──────── Dataset content
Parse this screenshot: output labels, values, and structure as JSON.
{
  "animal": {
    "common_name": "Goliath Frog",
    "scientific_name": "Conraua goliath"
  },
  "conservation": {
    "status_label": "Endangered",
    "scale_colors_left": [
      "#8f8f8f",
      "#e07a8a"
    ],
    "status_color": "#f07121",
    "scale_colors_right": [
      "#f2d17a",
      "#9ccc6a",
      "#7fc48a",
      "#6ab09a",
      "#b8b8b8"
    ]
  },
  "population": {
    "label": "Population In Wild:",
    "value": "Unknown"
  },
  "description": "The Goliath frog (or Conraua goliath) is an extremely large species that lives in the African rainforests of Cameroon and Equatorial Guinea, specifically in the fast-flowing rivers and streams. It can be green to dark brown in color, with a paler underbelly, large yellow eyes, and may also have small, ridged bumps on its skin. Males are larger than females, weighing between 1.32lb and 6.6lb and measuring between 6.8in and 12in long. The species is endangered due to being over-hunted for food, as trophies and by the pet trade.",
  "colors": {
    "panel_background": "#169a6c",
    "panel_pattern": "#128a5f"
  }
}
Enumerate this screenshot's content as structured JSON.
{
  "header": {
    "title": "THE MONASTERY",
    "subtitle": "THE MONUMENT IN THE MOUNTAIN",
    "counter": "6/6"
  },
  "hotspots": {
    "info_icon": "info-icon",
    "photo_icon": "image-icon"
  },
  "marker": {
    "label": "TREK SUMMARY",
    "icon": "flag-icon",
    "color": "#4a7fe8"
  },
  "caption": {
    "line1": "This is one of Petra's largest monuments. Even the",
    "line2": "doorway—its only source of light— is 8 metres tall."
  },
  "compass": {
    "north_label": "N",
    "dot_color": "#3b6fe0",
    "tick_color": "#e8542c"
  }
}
────────────────
■ To be done: Which lines contain the word "JSON"? Copy each of them.

■ Result:
Parse this screenshot: output labels, values, and structure as JSON.
Enumerate this screenshot's content as structured JSON.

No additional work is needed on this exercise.